Dataset records

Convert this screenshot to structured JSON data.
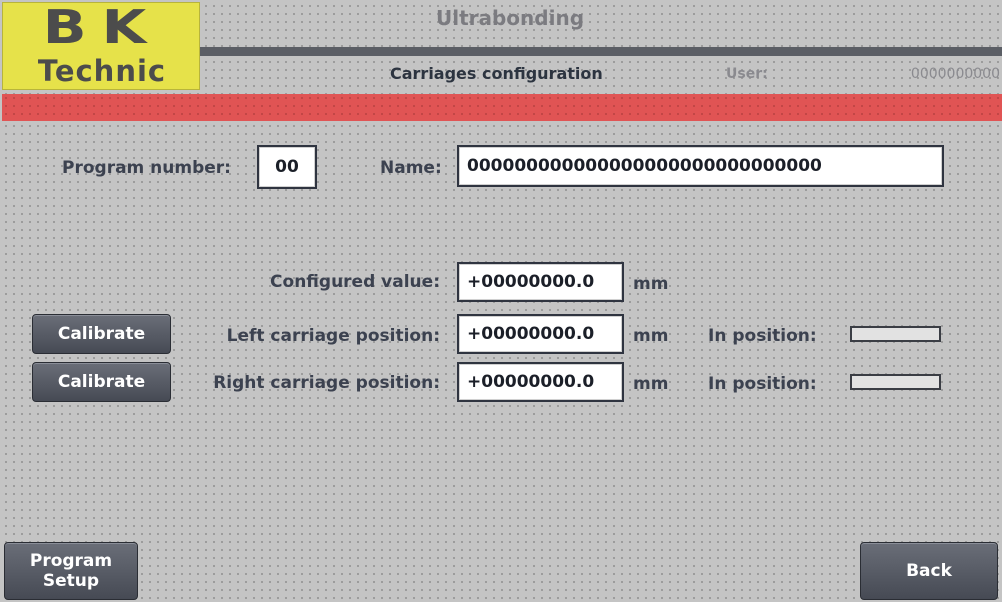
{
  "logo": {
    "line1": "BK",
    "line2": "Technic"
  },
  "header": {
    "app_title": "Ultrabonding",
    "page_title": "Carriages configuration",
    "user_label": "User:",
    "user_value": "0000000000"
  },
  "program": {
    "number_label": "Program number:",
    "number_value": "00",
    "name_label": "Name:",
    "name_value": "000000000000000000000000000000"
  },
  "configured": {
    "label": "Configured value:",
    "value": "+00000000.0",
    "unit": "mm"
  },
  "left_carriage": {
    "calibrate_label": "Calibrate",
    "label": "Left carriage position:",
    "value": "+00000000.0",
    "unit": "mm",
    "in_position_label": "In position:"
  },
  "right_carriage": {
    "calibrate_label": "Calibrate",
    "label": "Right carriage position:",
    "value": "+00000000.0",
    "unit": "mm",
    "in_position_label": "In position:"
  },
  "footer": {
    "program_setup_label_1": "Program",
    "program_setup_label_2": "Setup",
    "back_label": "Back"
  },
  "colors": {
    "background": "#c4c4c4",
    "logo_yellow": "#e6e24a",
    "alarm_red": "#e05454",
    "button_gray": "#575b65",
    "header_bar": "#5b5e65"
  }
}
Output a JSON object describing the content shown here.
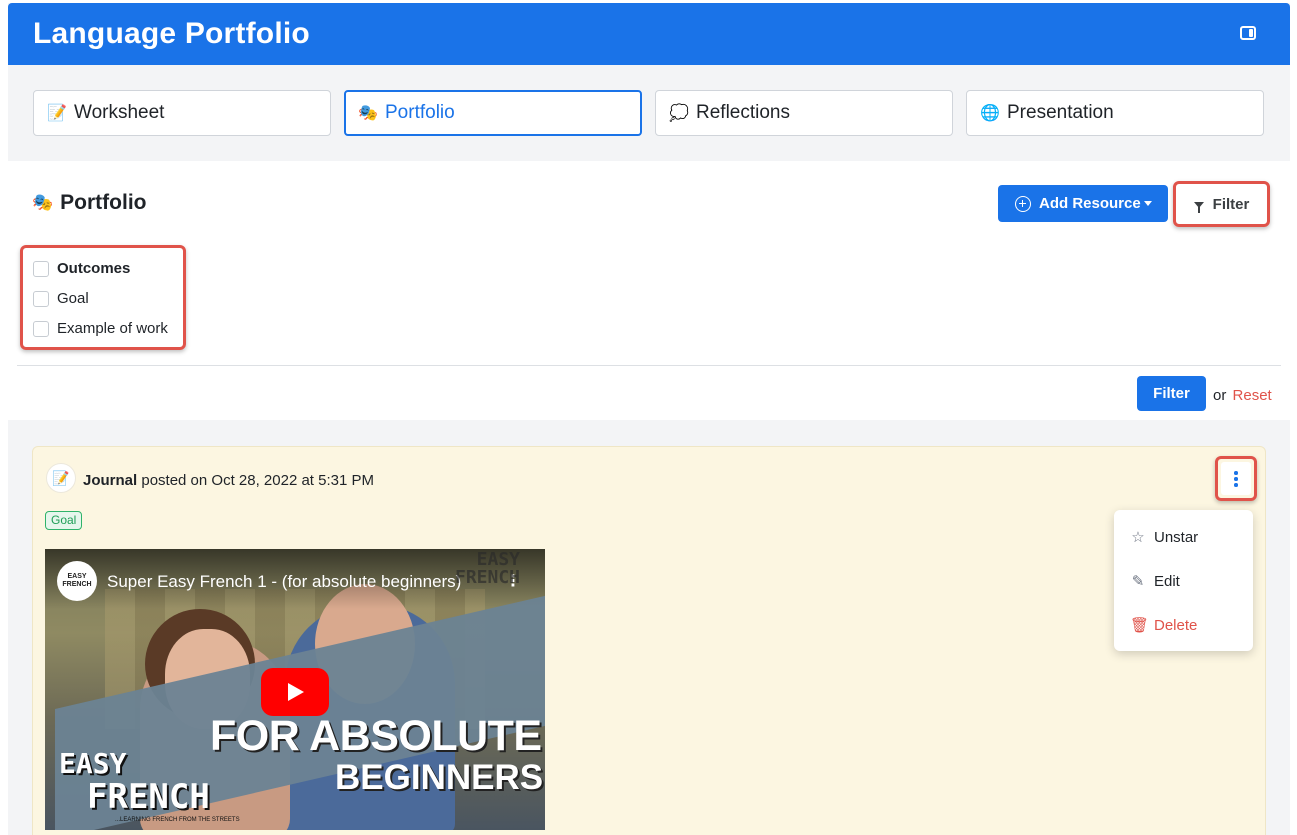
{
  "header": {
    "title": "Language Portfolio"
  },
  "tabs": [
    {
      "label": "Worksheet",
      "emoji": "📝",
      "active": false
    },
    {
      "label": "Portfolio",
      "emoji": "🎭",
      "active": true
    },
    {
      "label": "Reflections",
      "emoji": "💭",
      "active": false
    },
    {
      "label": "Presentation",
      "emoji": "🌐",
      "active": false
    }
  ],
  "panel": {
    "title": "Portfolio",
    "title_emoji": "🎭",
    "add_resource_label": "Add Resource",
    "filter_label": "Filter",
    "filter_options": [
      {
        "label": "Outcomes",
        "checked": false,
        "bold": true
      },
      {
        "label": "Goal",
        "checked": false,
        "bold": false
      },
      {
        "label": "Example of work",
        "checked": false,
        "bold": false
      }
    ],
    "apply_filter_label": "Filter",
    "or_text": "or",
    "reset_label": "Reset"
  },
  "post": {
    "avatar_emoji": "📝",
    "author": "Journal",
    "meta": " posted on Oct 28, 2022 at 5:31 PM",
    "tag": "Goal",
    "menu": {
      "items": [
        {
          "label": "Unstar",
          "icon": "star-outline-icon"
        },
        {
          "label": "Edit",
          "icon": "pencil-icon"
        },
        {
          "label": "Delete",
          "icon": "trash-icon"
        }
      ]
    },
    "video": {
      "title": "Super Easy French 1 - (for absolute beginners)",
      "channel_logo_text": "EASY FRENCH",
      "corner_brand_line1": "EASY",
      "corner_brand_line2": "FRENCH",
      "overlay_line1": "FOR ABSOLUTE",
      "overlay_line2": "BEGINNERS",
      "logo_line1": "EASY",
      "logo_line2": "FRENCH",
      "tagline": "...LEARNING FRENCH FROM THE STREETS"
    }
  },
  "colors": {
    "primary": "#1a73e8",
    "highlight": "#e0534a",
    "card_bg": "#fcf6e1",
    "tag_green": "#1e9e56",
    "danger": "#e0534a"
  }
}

> Stated goal
Repeat the data exactly, excluding the pictures.

> Task solution
Convert this screenshot to structured JSON data.
{
  "logo": {
    "line1": "BK",
    "line2": "Technic"
  },
  "header": {
    "app_title": "Ultrabonding",
    "page_title": "Carriages configuration",
    "user_label": "User:",
    "user_value": "0000000000"
  },
  "program": {
    "number_label": "Program number:",
    "number_value": "00",
    "name_label": "Name:",
    "name_value": "000000000000000000000000000000"
  },
  "configured": {
    "label": "Configured value:",
    "value": "+00000000.0",
    "unit": "mm"
  },
  "left_carriage": {
    "calibrate_label": "Calibrate",
    "label": "Left carriage position:",
    "value": "+00000000.0",
    "unit": "mm",
    "in_position_label": "In position:"
  },
  "right_carriage": {
    "calibrate_label": "Calibrate",
    "label": "Right carriage position:",
    "value": "+00000000.0",
    "unit": "mm",
    "in_position_label": "In position:"
  },
  "footer": {
    "program_setup_label_1": "Program",
    "program_setup_label_2": "Setup",
    "back_label": "Back"
  },
  "colors": {
    "background": "#c4c4c4",
    "logo_yellow": "#e6e24a",
    "alarm_red": "#e05454",
    "button_gray": "#575b65",
    "header_bar": "#5b5e65"
  }
}
Output a JSON object describing the content shown here.
{
  "header": {
    "title": "Language Portfolio"
  },
  "tabs": [
    {
      "label": "Worksheet",
      "emoji": "📝",
      "active": false
    },
    {
      "label": "Portfolio",
      "emoji": "🎭",
      "active": true
    },
    {
      "label": "Reflections",
      "emoji": "💭",
      "active": false
    },
    {
      "label": "Presentation",
      "emoji": "🌐",
      "active": false
    }
  ],
  "panel": {
    "title": "Portfolio",
    "title_emoji": "🎭",
    "add_resource_label": "Add Resource",
    "filter_label": "Filter",
    "filter_options": [
      {
        "label": "Outcomes",
        "checked": false,
        "bold": true
      },
      {
        "label": "Goal",
        "checked": false,
        "bold": false
      },
      {
        "label": "Example of work",
        "checked": false,
        "bold": false
      }
    ],
    "apply_filter_label": "Filter",
    "or_text": "or",
    "reset_label": "Reset"
  },
  "post": {
    "avatar_emoji": "📝",
    "author": "Journal",
    "meta": " posted on Oct 28, 2022 at 5:31 PM",
    "tag": "Goal",
    "menu": {
      "items": [
        {
          "label": "Unstar",
          "icon": "star-outline-icon"
        },
        {
          "label": "Edit",
          "icon": "pencil-icon"
        },
        {
          "label": "Delete",
          "icon": "trash-icon"
        }
      ]
    },
    "video": {
      "title": "Super Easy French 1 - (for absolute beginners)",
      "channel_logo_text": "EASY FRENCH",
      "corner_brand_line1": "EASY",
      "corner_brand_line2": "FRENCH",
      "overlay_line1": "FOR ABSOLUTE",
      "overlay_line2": "BEGINNERS",
      "logo_line1": "EASY",
      "logo_line2": "FRENCH",
      "tagline": "...LEARNING FRENCH FROM THE STREETS"
    }
  },
  "colors": {
    "primary": "#1a73e8",
    "highlight": "#e0534a",
    "card_bg": "#fcf6e1",
    "tag_green": "#1e9e56",
    "danger": "#e0534a"
  }
}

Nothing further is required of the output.